Work required: Transcribe the records below exactly, leaving out any pictures.

╭─ Entries supplied

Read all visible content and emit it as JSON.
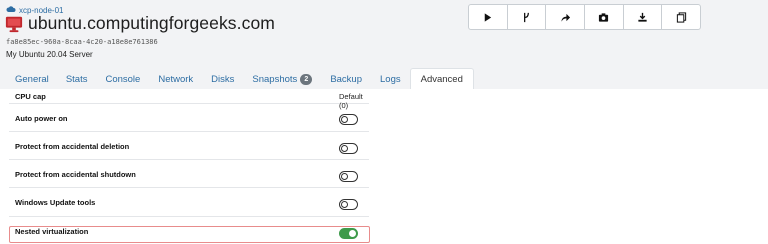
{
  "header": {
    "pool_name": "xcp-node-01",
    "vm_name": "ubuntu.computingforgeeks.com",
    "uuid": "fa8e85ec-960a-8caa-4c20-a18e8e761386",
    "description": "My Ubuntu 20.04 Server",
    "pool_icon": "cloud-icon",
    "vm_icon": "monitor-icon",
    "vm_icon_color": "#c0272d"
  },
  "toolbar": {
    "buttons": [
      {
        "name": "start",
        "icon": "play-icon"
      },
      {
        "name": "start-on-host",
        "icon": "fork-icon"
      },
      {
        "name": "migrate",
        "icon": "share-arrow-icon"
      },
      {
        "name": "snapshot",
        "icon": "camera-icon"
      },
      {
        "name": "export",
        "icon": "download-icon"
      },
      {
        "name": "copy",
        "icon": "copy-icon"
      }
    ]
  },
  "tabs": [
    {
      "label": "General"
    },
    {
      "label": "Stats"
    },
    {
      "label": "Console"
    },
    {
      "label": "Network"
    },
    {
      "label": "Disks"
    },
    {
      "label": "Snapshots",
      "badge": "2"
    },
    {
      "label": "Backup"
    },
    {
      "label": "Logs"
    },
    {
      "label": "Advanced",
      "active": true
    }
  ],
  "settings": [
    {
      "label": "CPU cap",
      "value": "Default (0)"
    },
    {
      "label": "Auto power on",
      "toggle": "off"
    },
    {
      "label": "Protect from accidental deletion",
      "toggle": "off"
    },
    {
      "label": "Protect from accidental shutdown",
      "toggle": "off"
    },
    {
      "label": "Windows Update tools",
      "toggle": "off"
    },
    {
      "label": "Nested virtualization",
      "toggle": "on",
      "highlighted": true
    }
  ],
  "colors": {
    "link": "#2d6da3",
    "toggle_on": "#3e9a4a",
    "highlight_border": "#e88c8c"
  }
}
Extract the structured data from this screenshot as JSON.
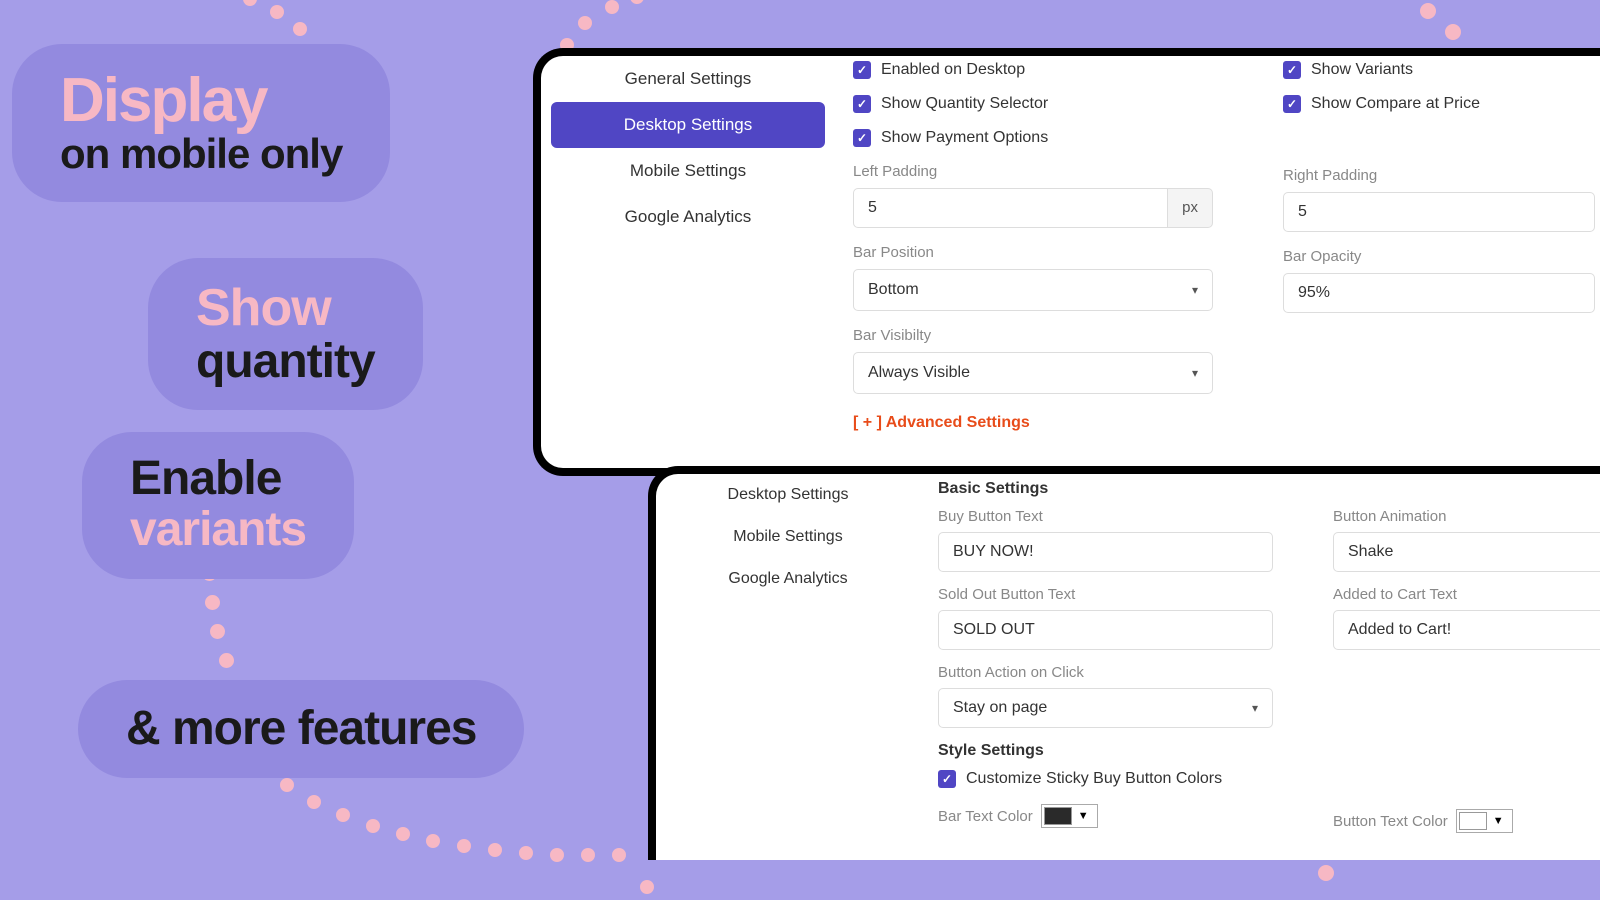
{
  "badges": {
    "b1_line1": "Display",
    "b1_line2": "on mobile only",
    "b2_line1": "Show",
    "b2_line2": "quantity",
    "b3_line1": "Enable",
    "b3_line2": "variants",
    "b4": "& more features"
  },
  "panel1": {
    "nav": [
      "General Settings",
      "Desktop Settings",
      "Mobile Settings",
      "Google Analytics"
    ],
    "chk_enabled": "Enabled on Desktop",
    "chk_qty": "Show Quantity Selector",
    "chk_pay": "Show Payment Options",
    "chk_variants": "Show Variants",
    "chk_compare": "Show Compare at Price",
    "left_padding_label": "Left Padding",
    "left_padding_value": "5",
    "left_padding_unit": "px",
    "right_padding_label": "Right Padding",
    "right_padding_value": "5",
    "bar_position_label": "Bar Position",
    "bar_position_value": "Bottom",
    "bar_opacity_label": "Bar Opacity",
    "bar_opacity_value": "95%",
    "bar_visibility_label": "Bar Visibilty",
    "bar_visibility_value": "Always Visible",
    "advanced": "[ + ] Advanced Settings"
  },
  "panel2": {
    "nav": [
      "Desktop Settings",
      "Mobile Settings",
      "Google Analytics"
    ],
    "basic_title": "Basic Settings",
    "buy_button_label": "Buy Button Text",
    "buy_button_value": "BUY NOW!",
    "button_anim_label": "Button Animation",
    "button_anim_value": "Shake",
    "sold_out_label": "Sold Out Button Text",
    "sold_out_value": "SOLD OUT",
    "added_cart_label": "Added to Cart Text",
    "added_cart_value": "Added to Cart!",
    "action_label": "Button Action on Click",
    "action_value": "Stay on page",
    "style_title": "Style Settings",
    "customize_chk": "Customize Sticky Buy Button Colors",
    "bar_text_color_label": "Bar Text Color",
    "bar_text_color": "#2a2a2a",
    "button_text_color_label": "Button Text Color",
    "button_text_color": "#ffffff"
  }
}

╰─

Reply to the exercise:
Read all visible content and emit it as JSON.
{
  "header": {
    "pool_name": "xcp-node-01",
    "vm_name": "ubuntu.computingforgeeks.com",
    "uuid": "fa8e85ec-960a-8caa-4c20-a18e8e761386",
    "description": "My Ubuntu 20.04 Server",
    "pool_icon": "cloud-icon",
    "vm_icon": "monitor-icon",
    "vm_icon_color": "#c0272d"
  },
  "toolbar": {
    "buttons": [
      {
        "name": "start",
        "icon": "play-icon"
      },
      {
        "name": "start-on-host",
        "icon": "fork-icon"
      },
      {
        "name": "migrate",
        "icon": "share-arrow-icon"
      },
      {
        "name": "snapshot",
        "icon": "camera-icon"
      },
      {
        "name": "export",
        "icon": "download-icon"
      },
      {
        "name": "copy",
        "icon": "copy-icon"
      }
    ]
  },
  "tabs": [
    {
      "label": "General"
    },
    {
      "label": "Stats"
    },
    {
      "label": "Console"
    },
    {
      "label": "Network"
    },
    {
      "label": "Disks"
    },
    {
      "label": "Snapshots",
      "badge": "2"
    },
    {
      "label": "Backup"
    },
    {
      "label": "Logs"
    },
    {
      "label": "Advanced",
      "active": true
    }
  ],
  "settings": [
    {
      "label": "CPU cap",
      "value": "Default (0)"
    },
    {
      "label": "Auto power on",
      "toggle": "off"
    },
    {
      "label": "Protect from accidental deletion",
      "toggle": "off"
    },
    {
      "label": "Protect from accidental shutdown",
      "toggle": "off"
    },
    {
      "label": "Windows Update tools",
      "toggle": "off"
    },
    {
      "label": "Nested virtualization",
      "toggle": "on",
      "highlighted": true
    }
  ],
  "colors": {
    "link": "#2d6da3",
    "toggle_on": "#3e9a4a",
    "highlight_border": "#e88c8c"
  }
}
Extract the structured data from this screenshot as JSON.
{
  "badges": {
    "b1_line1": "Display",
    "b1_line2": "on mobile only",
    "b2_line1": "Show",
    "b2_line2": "quantity",
    "b3_line1": "Enable",
    "b3_line2": "variants",
    "b4": "& more features"
  },
  "panel1": {
    "nav": [
      "General Settings",
      "Desktop Settings",
      "Mobile Settings",
      "Google Analytics"
    ],
    "chk_enabled": "Enabled on Desktop",
    "chk_qty": "Show Quantity Selector",
    "chk_pay": "Show Payment Options",
    "chk_variants": "Show Variants",
    "chk_compare": "Show Compare at Price",
    "left_padding_label": "Left Padding",
    "left_padding_value": "5",
    "left_padding_unit": "px",
    "right_padding_label": "Right Padding",
    "right_padding_value": "5",
    "bar_position_label": "Bar Position",
    "bar_position_value": "Bottom",
    "bar_opacity_label": "Bar Opacity",
    "bar_opacity_value": "95%",
    "bar_visibility_label": "Bar Visibilty",
    "bar_visibility_value": "Always Visible",
    "advanced": "[ + ] Advanced Settings"
  },
  "panel2": {
    "nav": [
      "Desktop Settings",
      "Mobile Settings",
      "Google Analytics"
    ],
    "basic_title": "Basic Settings",
    "buy_button_label": "Buy Button Text",
    "buy_button_value": "BUY NOW!",
    "button_anim_label": "Button Animation",
    "button_anim_value": "Shake",
    "sold_out_label": "Sold Out Button Text",
    "sold_out_value": "SOLD OUT",
    "added_cart_label": "Added to Cart Text",
    "added_cart_value": "Added to Cart!",
    "action_label": "Button Action on Click",
    "action_value": "Stay on page",
    "style_title": "Style Settings",
    "customize_chk": "Customize Sticky Buy Button Colors",
    "bar_text_color_label": "Bar Text Color",
    "bar_text_color": "#2a2a2a",
    "button_text_color_label": "Button Text Color",
    "button_text_color": "#ffffff"
  }
}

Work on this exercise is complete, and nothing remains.